Rows from a layout dataset:
------------
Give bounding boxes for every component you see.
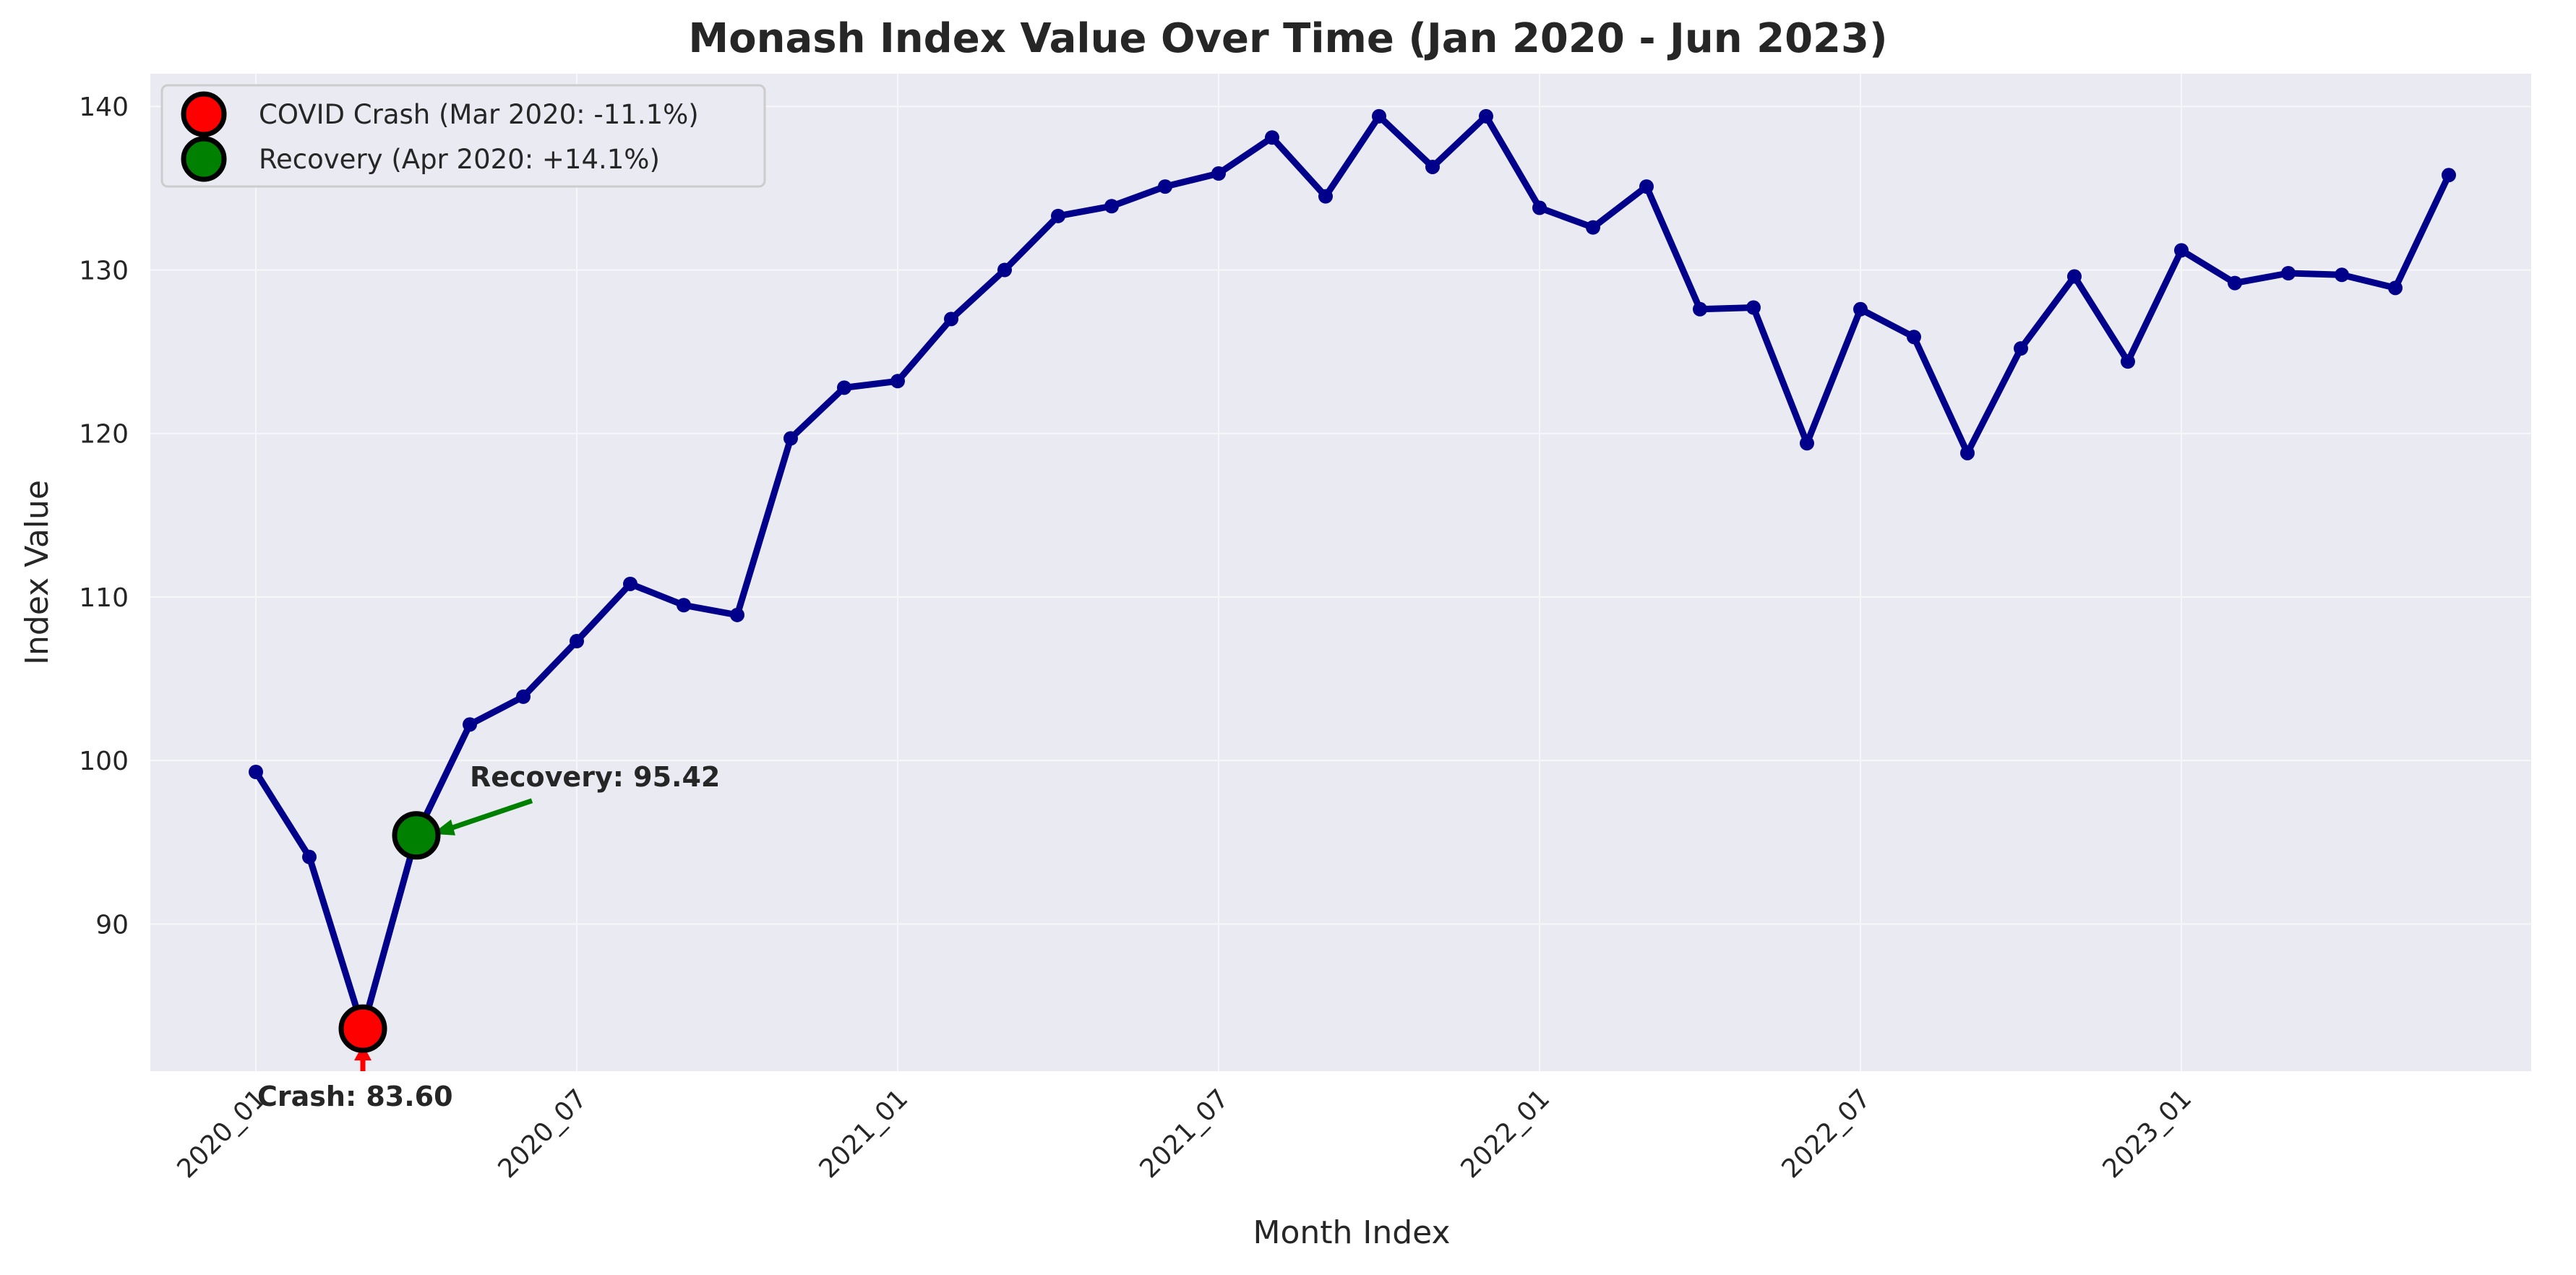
event-markers (338, 811, 441, 1053)
data-point (1211, 166, 1226, 181)
data-point (463, 717, 477, 732)
legend-box (160, 84, 766, 188)
x-tick-label: 2021_01 (813, 1083, 914, 1184)
data-point (1907, 330, 1921, 345)
data-point (1746, 300, 1761, 315)
legend: COVID Crash (Mar 2020: -11.1%) Recovery (… (160, 84, 766, 188)
recovery-annotation-label: Recovery: 95.42 (470, 761, 720, 793)
data-point (1853, 301, 1868, 317)
data-point (2281, 266, 2296, 280)
legend-recovery-label: Recovery (Apr 2020: +14.1%) (259, 144, 660, 175)
y-tick-label: 110 (79, 583, 129, 613)
y-axis-ticks: 90 100 110 120 130 140 (79, 93, 129, 940)
series-line (252, 113, 2452, 1032)
y-tick-label: 140 (79, 93, 129, 122)
data-point (2014, 341, 2028, 356)
data-point (1532, 200, 1547, 215)
data-point (2388, 280, 2403, 296)
recovery-arrow (441, 798, 533, 834)
x-axis-label: Month Index (1253, 1214, 1450, 1251)
annotations: Crash: 83.60 Recovery: 95.42 (257, 761, 720, 1112)
data-point (1158, 179, 1172, 194)
data-point (2228, 275, 2242, 291)
legend-crash-label: COVID Crash (Mar 2020: -11.1%) (259, 99, 699, 130)
data-point (944, 312, 958, 327)
x-tick-label: 2022_07 (1776, 1083, 1876, 1184)
data-point (890, 374, 905, 389)
data-point (1104, 199, 1119, 214)
data-point (1479, 108, 1493, 124)
y-tick-label: 130 (79, 256, 129, 286)
y-tick-label: 100 (79, 747, 129, 776)
data-point (623, 576, 637, 591)
y-axis-label: Index Value (19, 480, 56, 665)
data-point (1960, 445, 1975, 460)
legend-crash-marker (181, 91, 227, 137)
data-point (783, 431, 798, 446)
data-point (997, 262, 1012, 278)
y-tick-label: 90 (95, 910, 129, 940)
data-point (2174, 243, 2189, 258)
x-axis-ticks: 2020_01 2020_07 2021_01 2021_07 2022_01 2022_… (171, 1083, 2197, 1184)
plot-background (150, 74, 2531, 1071)
crash-annotation-label: Crash: 83.60 (257, 1081, 453, 1112)
data-point (1051, 208, 1065, 223)
x-tick-label: 2020_07 (492, 1083, 593, 1184)
data-point (1372, 108, 1386, 124)
data-point (1800, 436, 1814, 451)
x-tick-label: 2021_07 (1134, 1083, 1235, 1184)
data-point (1586, 220, 1600, 235)
data-point (570, 634, 584, 649)
crash-marker (338, 1004, 387, 1053)
data-point (302, 849, 317, 864)
data-point (2442, 168, 2456, 183)
recovery-marker (392, 811, 441, 860)
data-point (1693, 301, 1707, 317)
x-tick-label: 2023_01 (2097, 1083, 2197, 1184)
x-tick-label: 2022_01 (1455, 1083, 1555, 1184)
data-point (1318, 189, 1333, 204)
chart-title: Monash Index Value Over Time (Jan 2020 -… (688, 15, 1887, 62)
data-point (677, 598, 691, 613)
data-point (2335, 267, 2349, 283)
data-point (1265, 130, 1279, 145)
series-polyline (252, 113, 2452, 1032)
data-point (2067, 269, 2082, 284)
y-tick-label: 120 (79, 420, 129, 450)
data-point (2121, 354, 2135, 369)
data-point (1639, 179, 1654, 194)
data-point (249, 765, 263, 779)
data-point (516, 689, 531, 704)
data-point (730, 607, 744, 622)
legend-recovery-marker (181, 136, 227, 182)
data-point (1425, 159, 1440, 174)
data-point (837, 380, 851, 395)
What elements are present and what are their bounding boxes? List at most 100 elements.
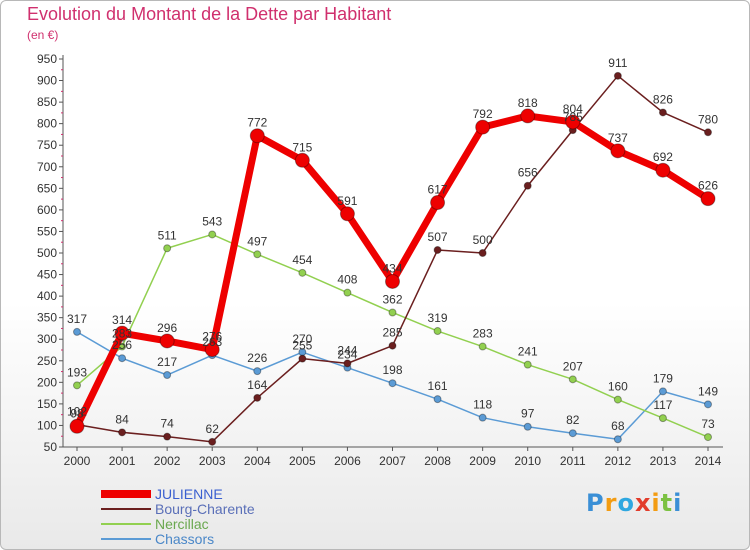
data-point-bourg-charente xyxy=(118,428,127,437)
data-label-chassors: 68 xyxy=(611,419,625,433)
data-point-bourg-charente xyxy=(478,249,487,257)
data-point-nercillac xyxy=(613,395,622,404)
data-point-nercillac xyxy=(704,433,712,442)
data-point-nercillac xyxy=(73,381,81,390)
data-label-julienne: 314 xyxy=(112,313,132,327)
data-label-chassors: 234 xyxy=(337,348,357,362)
data-point-bourg-charente xyxy=(298,354,307,363)
data-label-chassors: 198 xyxy=(382,363,402,377)
data-label-nercillac: 73 xyxy=(701,417,715,431)
data-point-chassors xyxy=(523,422,532,431)
data-point-julienne xyxy=(159,333,175,349)
logo-letter: x xyxy=(634,489,652,517)
data-point-julienne xyxy=(204,342,220,358)
data-label-julienne: 626 xyxy=(698,179,718,193)
y-tick-label: 500 xyxy=(37,246,57,260)
data-label-bourg-charente: 244 xyxy=(337,343,357,357)
x-tick-label: 2003 xyxy=(199,454,226,468)
unit-label: (en €) xyxy=(27,28,59,42)
data-label-chassors: 82 xyxy=(566,413,580,427)
data-label-nercillac: 511 xyxy=(158,228,177,242)
y-tick-label: 350 xyxy=(37,311,57,325)
data-label-nercillac: 160 xyxy=(608,380,628,394)
data-label-nercillac: 117 xyxy=(653,398,672,412)
data-point-julienne xyxy=(430,195,446,211)
y-tick-label: 900 xyxy=(37,74,57,88)
x-tick-label: 2006 xyxy=(334,454,361,468)
data-label-julienne: 818 xyxy=(518,96,538,110)
x-tick-label: 2014 xyxy=(695,454,722,468)
data-point-nercillac xyxy=(208,230,217,239)
data-point-chassors xyxy=(118,354,127,363)
data-point-chassors xyxy=(388,379,397,388)
data-point-bourg-charente xyxy=(343,359,352,368)
data-label-julienne: 591 xyxy=(337,194,357,208)
y-tick-label: 450 xyxy=(37,268,57,282)
data-point-julienne xyxy=(385,273,400,289)
data-label-nercillac: 454 xyxy=(292,253,312,267)
data-point-nercillac xyxy=(343,288,352,297)
logo-letter: i xyxy=(673,489,683,517)
data-point-nercillac xyxy=(523,360,532,369)
x-tick-label: 2011 xyxy=(560,454,586,468)
data-label-julienne: 296 xyxy=(157,321,177,335)
x-tick-label: 2010 xyxy=(514,454,541,468)
data-point-bourg-charente xyxy=(388,341,397,350)
data-label-chassors: 118 xyxy=(473,398,492,412)
data-point-julienne xyxy=(69,418,85,434)
logo-letter: P xyxy=(586,489,605,517)
data-point-nercillac xyxy=(568,375,577,384)
data-label-bourg-charente: 84 xyxy=(115,412,129,426)
y-tick-label: 750 xyxy=(37,138,57,152)
data-point-bourg-charente xyxy=(658,108,667,117)
data-point-bourg-charente xyxy=(523,181,532,190)
data-point-chassors xyxy=(613,435,622,444)
data-label-bourg-charente: 656 xyxy=(518,166,538,180)
data-label-bourg-charente: 507 xyxy=(428,230,448,244)
x-tick-label: 2007 xyxy=(379,454,406,468)
data-point-julienne xyxy=(294,152,310,168)
x-tick-label: 2005 xyxy=(289,454,316,468)
data-label-julienne: 715 xyxy=(292,140,312,154)
data-point-julienne xyxy=(610,143,626,159)
chart-title: Evolution du Montant de la Dette par Hab… xyxy=(27,4,392,24)
x-tick-label: 2013 xyxy=(650,454,677,468)
x-tick-label: 2000 xyxy=(64,454,91,468)
logo-letter: i xyxy=(651,489,661,517)
data-label-chassors: 256 xyxy=(112,338,132,352)
data-point-nercillac xyxy=(388,308,397,317)
data-point-julienne xyxy=(114,325,130,341)
y-tick-label: 800 xyxy=(37,117,57,131)
data-label-bourg-charente: 785 xyxy=(563,110,583,124)
data-point-julienne xyxy=(565,114,581,130)
data-label-julienne: 792 xyxy=(473,107,493,121)
data-point-chassors xyxy=(73,327,81,336)
legend-swatch xyxy=(101,490,151,498)
data-point-julienne xyxy=(655,162,671,178)
data-point-bourg-charente xyxy=(253,393,262,402)
legend-swatch xyxy=(101,523,151,525)
data-label-bourg-charente: 74 xyxy=(160,417,174,431)
x-tick-label: 2012 xyxy=(605,454,632,468)
data-point-bourg-charente xyxy=(704,128,712,137)
data-point-nercillac xyxy=(163,244,172,253)
y-tick-label: 400 xyxy=(37,289,57,303)
y-tick-label: 50 xyxy=(44,440,58,454)
y-tick-label: 100 xyxy=(37,418,57,432)
y-tick-label: 950 xyxy=(37,52,57,66)
data-point-julienne xyxy=(339,206,355,222)
legend-label: Bourg-Charente xyxy=(155,501,255,517)
data-label-julienne: 737 xyxy=(608,131,628,145)
legend-swatch xyxy=(101,508,151,510)
legend-label: JULIENNE xyxy=(155,486,223,502)
legend-label: Nercillac xyxy=(155,516,209,532)
legend-label: Chassors xyxy=(155,531,215,547)
data-label-nercillac: 207 xyxy=(563,359,583,373)
data-label-bourg-charente: 285 xyxy=(382,326,402,340)
data-label-nercillac: 193 xyxy=(67,365,87,379)
x-tick-label: 2002 xyxy=(154,454,181,468)
data-label-chassors: 317 xyxy=(67,312,87,326)
data-label-julienne: 98 xyxy=(70,406,84,420)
------------
→ **Exercise brief**:
In the listing, starting at the line containing "event-markers (338, 811, 441, 1053)" and ending at the line containing "crash-annotation-label: Crash: 83.60", replace every "data-point" with "plot-point" and leave everything else unchanged. Give back only those lines.

→ **The result**:
event-markers (338, 811, 441, 1053)
plot-point (1211, 166, 1226, 181)
plot-point (463, 717, 477, 732)
legend-box (160, 84, 766, 188)
x-tick-label: 2021_01 (813, 1083, 914, 1184)
plot-point (1907, 330, 1921, 345)
plot-point (1746, 300, 1761, 315)
legend: COVID Crash (Mar 2020: -11.1%) Recovery (… (160, 84, 766, 188)
recovery-annotation-label: Recovery: 95.42 (470, 761, 720, 793)
plot-point (1853, 301, 1868, 317)
plot-point (2281, 266, 2296, 280)
legend-recovery-label: Recovery (Apr 2020: +14.1%) (259, 144, 660, 175)
y-tick-label: 110 (79, 583, 129, 613)
y-axis-ticks: 90 100 110 120 130 140 (79, 93, 129, 940)
series-line (252, 113, 2452, 1032)
y-tick-label: 140 (79, 93, 129, 122)
plot-point (2014, 341, 2028, 356)
plot-point (1532, 200, 1547, 215)
plot-point (2388, 280, 2403, 296)
recovery-arrow (441, 798, 533, 834)
x-axis-label: Month Index (1253, 1214, 1450, 1251)
annotations: Crash: 83.60 Recovery: 95.42 (257, 761, 720, 1112)
plot-point (1158, 179, 1172, 194)
plot-point (2228, 275, 2242, 291)
legend-crash-label: COVID Crash (Mar 2020: -11.1%) (259, 99, 699, 130)
plot-point (944, 312, 958, 327)
x-tick-label: 2022_07 (1776, 1083, 1876, 1184)
plot-point (890, 374, 905, 389)
plot-point (1104, 199, 1119, 214)
plot-point (1479, 108, 1493, 124)
y-tick-label: 130 (79, 256, 129, 286)
y-tick-label: 100 (79, 747, 129, 776)
plot-point (623, 576, 637, 591)
y-axis-label: Index Value (19, 480, 56, 665)
plot-point (1960, 445, 1975, 460)
legend-crash-marker (181, 91, 227, 137)
plot-point (783, 431, 798, 446)
plot-point (997, 262, 1012, 278)
y-tick-label: 90 (95, 910, 129, 940)
plot-point (2174, 243, 2189, 258)
x-axis-ticks: 2020_01 2020_07 2021_01 2021_07 2022_01 2022_… (171, 1083, 2197, 1184)
plot-background (150, 74, 2531, 1071)
crash-annotation-label: Crash: 83.60 (257, 1081, 453, 1112)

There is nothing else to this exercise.